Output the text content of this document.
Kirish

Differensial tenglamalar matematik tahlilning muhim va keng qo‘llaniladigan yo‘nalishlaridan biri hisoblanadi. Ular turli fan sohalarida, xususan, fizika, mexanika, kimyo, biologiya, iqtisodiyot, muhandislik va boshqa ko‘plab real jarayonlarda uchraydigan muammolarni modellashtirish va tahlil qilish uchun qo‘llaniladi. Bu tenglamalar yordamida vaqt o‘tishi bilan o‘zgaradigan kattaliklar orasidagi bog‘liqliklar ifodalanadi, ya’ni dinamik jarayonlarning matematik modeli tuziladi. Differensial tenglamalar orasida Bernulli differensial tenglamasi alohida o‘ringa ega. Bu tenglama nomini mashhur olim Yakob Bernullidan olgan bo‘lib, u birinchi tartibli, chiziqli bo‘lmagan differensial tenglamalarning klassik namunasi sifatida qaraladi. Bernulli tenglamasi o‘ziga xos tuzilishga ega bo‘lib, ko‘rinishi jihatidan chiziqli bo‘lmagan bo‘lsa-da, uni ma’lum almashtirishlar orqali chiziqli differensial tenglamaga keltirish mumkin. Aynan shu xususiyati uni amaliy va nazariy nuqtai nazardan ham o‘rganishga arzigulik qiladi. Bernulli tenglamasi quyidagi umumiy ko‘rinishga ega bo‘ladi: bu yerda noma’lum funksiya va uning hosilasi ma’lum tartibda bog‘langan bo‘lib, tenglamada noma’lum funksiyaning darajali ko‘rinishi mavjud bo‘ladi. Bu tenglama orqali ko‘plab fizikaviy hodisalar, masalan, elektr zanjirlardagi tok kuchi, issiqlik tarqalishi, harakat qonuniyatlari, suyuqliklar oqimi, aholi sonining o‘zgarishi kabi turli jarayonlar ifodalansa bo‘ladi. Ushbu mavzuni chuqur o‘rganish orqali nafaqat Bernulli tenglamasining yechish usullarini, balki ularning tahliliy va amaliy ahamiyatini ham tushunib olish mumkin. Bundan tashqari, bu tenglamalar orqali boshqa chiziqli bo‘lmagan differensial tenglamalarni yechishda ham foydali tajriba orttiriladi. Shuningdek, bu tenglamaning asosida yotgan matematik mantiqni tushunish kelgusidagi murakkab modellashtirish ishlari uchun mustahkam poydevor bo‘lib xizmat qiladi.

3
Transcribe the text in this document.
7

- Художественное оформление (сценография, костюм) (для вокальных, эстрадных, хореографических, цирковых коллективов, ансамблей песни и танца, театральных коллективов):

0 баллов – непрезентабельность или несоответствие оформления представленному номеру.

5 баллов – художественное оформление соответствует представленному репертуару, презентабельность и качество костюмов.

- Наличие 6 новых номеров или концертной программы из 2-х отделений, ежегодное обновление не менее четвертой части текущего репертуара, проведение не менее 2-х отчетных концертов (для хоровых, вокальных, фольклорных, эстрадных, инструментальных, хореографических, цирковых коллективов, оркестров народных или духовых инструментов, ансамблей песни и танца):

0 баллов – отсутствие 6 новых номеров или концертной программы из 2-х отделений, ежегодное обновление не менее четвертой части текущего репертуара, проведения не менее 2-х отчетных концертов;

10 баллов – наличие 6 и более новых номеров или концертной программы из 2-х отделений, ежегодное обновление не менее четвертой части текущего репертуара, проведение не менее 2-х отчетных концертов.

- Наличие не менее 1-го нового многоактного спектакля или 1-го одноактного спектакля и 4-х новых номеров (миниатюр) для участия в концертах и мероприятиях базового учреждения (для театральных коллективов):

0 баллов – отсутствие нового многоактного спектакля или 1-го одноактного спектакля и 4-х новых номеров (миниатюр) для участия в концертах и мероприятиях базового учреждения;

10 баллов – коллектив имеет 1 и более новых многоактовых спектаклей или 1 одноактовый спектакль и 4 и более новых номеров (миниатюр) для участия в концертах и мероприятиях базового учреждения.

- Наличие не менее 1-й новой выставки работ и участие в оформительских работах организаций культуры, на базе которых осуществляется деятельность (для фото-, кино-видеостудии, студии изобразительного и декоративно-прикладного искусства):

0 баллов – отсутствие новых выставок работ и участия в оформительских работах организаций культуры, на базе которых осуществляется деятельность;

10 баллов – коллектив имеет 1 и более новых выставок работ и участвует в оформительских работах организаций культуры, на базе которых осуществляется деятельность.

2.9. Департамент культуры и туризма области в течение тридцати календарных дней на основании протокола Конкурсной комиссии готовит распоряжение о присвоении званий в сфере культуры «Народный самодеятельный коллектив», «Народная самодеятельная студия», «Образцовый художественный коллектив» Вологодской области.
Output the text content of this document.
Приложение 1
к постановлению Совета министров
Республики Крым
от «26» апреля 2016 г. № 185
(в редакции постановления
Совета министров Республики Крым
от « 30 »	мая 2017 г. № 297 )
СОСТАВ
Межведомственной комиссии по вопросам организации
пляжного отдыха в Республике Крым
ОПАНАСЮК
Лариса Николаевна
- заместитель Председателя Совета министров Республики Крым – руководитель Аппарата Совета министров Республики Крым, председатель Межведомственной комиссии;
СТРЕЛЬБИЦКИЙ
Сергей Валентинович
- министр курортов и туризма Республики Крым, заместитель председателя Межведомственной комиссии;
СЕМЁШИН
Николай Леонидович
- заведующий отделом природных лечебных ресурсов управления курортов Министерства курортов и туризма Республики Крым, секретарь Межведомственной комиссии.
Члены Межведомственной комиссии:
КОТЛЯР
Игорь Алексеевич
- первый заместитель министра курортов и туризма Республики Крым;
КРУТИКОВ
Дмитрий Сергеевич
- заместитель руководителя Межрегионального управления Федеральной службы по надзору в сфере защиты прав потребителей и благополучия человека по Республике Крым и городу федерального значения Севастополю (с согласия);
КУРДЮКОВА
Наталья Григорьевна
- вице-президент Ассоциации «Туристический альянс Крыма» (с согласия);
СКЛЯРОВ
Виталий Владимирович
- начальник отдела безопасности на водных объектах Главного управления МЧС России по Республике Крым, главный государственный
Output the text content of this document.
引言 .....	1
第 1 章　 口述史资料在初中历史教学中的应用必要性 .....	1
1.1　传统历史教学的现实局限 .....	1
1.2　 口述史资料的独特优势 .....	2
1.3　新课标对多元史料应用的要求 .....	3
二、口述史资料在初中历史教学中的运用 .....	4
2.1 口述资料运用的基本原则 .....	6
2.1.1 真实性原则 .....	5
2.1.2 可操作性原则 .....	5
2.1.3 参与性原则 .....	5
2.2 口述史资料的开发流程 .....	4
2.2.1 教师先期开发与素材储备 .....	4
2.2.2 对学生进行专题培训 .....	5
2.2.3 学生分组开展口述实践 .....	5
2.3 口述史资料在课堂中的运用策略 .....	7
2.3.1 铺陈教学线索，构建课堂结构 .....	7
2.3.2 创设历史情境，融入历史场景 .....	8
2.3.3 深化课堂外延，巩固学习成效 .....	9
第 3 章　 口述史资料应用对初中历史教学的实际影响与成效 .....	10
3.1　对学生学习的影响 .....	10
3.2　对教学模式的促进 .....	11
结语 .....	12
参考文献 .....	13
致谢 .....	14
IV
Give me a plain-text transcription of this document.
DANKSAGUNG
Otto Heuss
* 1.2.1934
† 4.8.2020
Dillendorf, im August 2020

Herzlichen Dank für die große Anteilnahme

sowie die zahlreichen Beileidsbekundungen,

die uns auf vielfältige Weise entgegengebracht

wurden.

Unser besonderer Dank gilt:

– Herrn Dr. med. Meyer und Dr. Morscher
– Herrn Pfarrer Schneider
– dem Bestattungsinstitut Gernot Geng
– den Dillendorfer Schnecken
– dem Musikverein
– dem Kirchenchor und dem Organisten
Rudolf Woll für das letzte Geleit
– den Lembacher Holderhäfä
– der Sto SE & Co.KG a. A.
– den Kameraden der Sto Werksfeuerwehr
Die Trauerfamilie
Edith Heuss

**To do**:
Check each line of the records for the word "министров" and extract those that contain it.

**Written solution**:
к постановлению Совета министров
Совета министров Республики Крым
- заместитель Председателя Совета министров Республики Крым – руководитель Аппарата Совета министров Республики Крым, председатель Межведомственной комиссии;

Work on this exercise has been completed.